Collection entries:
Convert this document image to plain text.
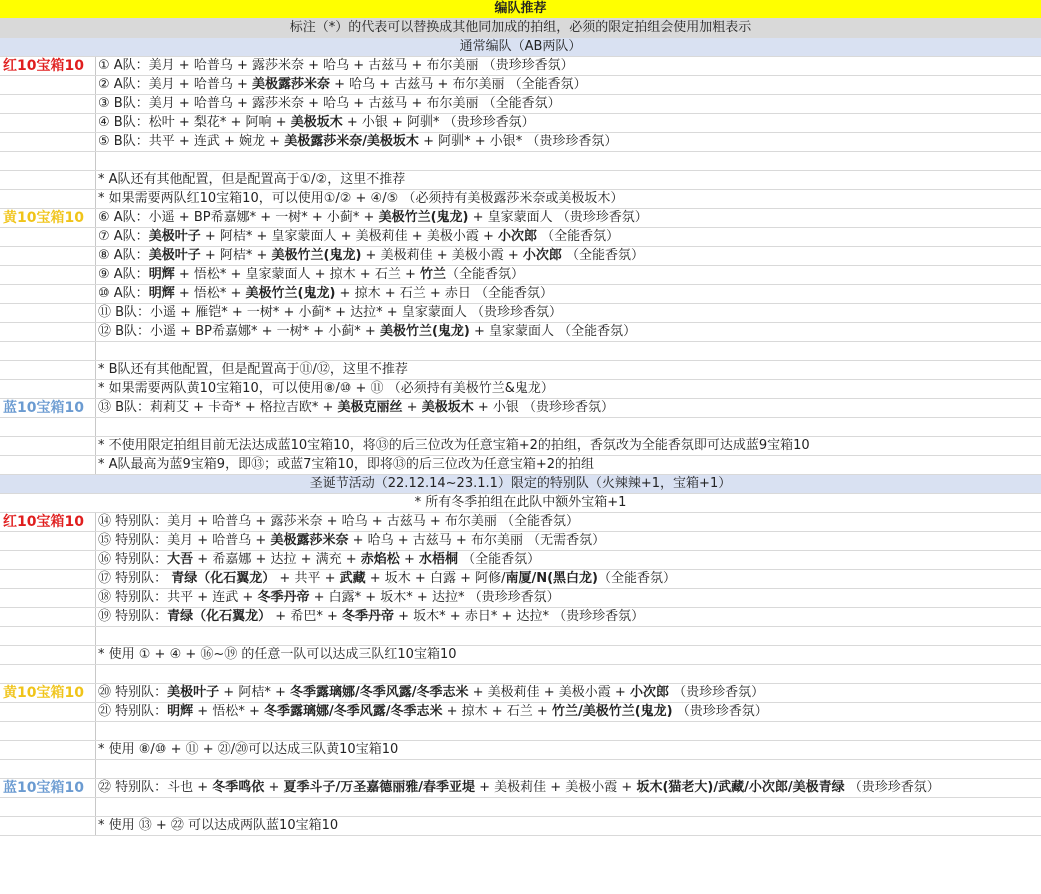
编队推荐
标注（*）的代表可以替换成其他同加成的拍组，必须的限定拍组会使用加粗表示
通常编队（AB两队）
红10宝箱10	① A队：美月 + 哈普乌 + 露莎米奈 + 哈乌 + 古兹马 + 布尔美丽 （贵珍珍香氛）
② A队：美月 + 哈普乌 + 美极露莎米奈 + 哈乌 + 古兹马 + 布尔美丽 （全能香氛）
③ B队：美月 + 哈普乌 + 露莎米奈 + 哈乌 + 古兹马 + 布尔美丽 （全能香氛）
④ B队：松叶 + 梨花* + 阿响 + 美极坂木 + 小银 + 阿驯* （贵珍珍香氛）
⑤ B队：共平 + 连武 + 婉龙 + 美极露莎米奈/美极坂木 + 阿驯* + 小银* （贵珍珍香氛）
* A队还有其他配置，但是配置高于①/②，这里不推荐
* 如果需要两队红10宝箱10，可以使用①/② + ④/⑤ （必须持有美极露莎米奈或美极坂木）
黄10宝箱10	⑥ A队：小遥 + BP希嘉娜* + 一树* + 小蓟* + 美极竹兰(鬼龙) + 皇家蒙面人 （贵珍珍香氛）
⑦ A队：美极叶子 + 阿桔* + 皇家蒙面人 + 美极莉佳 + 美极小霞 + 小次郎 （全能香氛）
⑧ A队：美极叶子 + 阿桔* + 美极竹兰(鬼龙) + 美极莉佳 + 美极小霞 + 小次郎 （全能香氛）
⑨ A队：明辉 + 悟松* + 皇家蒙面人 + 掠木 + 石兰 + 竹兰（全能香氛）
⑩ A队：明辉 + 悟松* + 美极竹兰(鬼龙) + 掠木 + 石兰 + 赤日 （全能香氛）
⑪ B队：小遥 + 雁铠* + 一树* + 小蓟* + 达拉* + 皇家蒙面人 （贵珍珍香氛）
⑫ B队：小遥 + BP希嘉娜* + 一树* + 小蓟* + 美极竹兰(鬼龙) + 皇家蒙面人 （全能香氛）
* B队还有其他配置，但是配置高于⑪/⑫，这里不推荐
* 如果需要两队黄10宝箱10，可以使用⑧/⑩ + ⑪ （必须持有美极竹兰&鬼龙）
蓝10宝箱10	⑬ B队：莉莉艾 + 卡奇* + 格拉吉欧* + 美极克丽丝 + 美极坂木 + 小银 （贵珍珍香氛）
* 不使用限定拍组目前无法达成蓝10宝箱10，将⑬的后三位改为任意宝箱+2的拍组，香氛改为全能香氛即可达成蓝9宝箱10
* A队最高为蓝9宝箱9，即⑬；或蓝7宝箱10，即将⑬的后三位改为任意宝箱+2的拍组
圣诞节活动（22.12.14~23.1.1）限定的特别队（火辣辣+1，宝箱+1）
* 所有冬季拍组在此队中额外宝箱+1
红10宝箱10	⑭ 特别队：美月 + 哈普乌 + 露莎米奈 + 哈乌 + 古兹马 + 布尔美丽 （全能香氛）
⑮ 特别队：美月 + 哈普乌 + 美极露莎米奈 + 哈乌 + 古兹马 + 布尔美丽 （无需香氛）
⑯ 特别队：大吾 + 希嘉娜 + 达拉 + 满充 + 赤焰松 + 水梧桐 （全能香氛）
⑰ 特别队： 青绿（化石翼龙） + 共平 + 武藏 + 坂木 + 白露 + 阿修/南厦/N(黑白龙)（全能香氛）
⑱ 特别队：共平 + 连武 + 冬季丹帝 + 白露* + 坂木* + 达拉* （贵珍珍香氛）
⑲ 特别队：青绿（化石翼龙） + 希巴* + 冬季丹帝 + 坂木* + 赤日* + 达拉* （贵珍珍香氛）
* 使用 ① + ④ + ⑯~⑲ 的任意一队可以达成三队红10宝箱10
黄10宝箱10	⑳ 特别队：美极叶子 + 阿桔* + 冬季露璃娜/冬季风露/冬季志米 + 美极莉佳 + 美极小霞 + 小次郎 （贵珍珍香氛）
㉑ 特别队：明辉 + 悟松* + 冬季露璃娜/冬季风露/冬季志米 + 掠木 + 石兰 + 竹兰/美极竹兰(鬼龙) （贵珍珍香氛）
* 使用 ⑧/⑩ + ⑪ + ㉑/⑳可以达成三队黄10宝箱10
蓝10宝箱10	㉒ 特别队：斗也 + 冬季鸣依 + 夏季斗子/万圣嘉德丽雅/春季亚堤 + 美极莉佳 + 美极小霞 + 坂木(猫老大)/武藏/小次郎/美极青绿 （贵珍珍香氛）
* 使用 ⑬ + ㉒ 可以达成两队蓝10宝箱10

GIVEN PROBLEM: Write the entries above out again exactly, but not the pictures.

SOLUTION TO THIS TASK:
Convert this document image to plain text.
编队推荐
标注（*）的代表可以替换成其他同加成的拍组，必须的限定拍组会使用加粗表示
通常编队（AB两队）
红10宝箱10	① A队：美月 + 哈普乌 + 露莎米奈 + 哈乌 + 古兹马 + 布尔美丽 （贵珍珍香氛）
② A队：美月 + 哈普乌 + 美极露莎米奈 + 哈乌 + 古兹马 + 布尔美丽 （全能香氛）
③ B队：美月 + 哈普乌 + 露莎米奈 + 哈乌 + 古兹马 + 布尔美丽 （全能香氛）
④ B队：松叶 + 梨花* + 阿响 + 美极坂木 + 小银 + 阿驯* （贵珍珍香氛）
⑤ B队：共平 + 连武 + 婉龙 + 美极露莎米奈/美极坂木 + 阿驯* + 小银* （贵珍珍香氛）
* A队还有其他配置，但是配置高于①/②，这里不推荐
* 如果需要两队红10宝箱10，可以使用①/② + ④/⑤ （必须持有美极露莎米奈或美极坂木）
黄10宝箱10	⑥ A队：小遥 + BP希嘉娜* + 一树* + 小蓟* + 美极竹兰(鬼龙) + 皇家蒙面人 （贵珍珍香氛）
⑦ A队：美极叶子 + 阿桔* + 皇家蒙面人 + 美极莉佳 + 美极小霞 + 小次郎 （全能香氛）
⑧ A队：美极叶子 + 阿桔* + 美极竹兰(鬼龙) + 美极莉佳 + 美极小霞 + 小次郎 （全能香氛）
⑨ A队：明辉 + 悟松* + 皇家蒙面人 + 掠木 + 石兰 + 竹兰（全能香氛）
⑩ A队：明辉 + 悟松* + 美极竹兰(鬼龙) + 掠木 + 石兰 + 赤日 （全能香氛）
⑪ B队：小遥 + 雁铠* + 一树* + 小蓟* + 达拉* + 皇家蒙面人 （贵珍珍香氛）
⑫ B队：小遥 + BP希嘉娜* + 一树* + 小蓟* + 美极竹兰(鬼龙) + 皇家蒙面人 （全能香氛）
* B队还有其他配置，但是配置高于⑪/⑫，这里不推荐
* 如果需要两队黄10宝箱10，可以使用⑧/⑩ + ⑪ （必须持有美极竹兰&鬼龙）
蓝10宝箱10	⑬ B队：莉莉艾 + 卡奇* + 格拉吉欧* + 美极克丽丝 + 美极坂木 + 小银 （贵珍珍香氛）
* 不使用限定拍组目前无法达成蓝10宝箱10，将⑬的后三位改为任意宝箱+2的拍组，香氛改为全能香氛即可达成蓝9宝箱10
* A队最高为蓝9宝箱9，即⑬；或蓝7宝箱10，即将⑬的后三位改为任意宝箱+2的拍组
圣诞节活动（22.12.14~23.1.1）限定的特别队（火辣辣+1，宝箱+1）
* 所有冬季拍组在此队中额外宝箱+1
红10宝箱10	⑭ 特别队：美月 + 哈普乌 + 露莎米奈 + 哈乌 + 古兹马 + 布尔美丽 （全能香氛）
⑮ 特别队：美月 + 哈普乌 + 美极露莎米奈 + 哈乌 + 古兹马 + 布尔美丽 （无需香氛）
⑯ 特别队：大吾 + 希嘉娜 + 达拉 + 满充 + 赤焰松 + 水梧桐 （全能香氛）
⑰ 特别队： 青绿（化石翼龙） + 共平 + 武藏 + 坂木 + 白露 + 阿修/南厦/N(黑白龙)（全能香氛）
⑱ 特别队：共平 + 连武 + 冬季丹帝 + 白露* + 坂木* + 达拉* （贵珍珍香氛）
⑲ 特别队：青绿（化石翼龙） + 希巴* + 冬季丹帝 + 坂木* + 赤日* + 达拉* （贵珍珍香氛）
* 使用 ① + ④ + ⑯~⑲ 的任意一队可以达成三队红10宝箱10
黄10宝箱10	⑳ 特别队：美极叶子 + 阿桔* + 冬季露璃娜/冬季风露/冬季志米 + 美极莉佳 + 美极小霞 + 小次郎 （贵珍珍香氛）
㉑ 特别队：明辉 + 悟松* + 冬季露璃娜/冬季风露/冬季志米 + 掠木 + 石兰 + 竹兰/美极竹兰(鬼龙) （贵珍珍香氛）
* 使用 ⑧/⑩ + ⑪ + ㉑/⑳可以达成三队黄10宝箱10
蓝10宝箱10	㉒ 特别队：斗也 + 冬季鸣依 + 夏季斗子/万圣嘉德丽雅/春季亚堤 + 美极莉佳 + 美极小霞 + 坂木(猫老大)/武藏/小次郎/美极青绿 （贵珍珍香氛）
* 使用 ⑬ + ㉒ 可以达成两队蓝10宝箱10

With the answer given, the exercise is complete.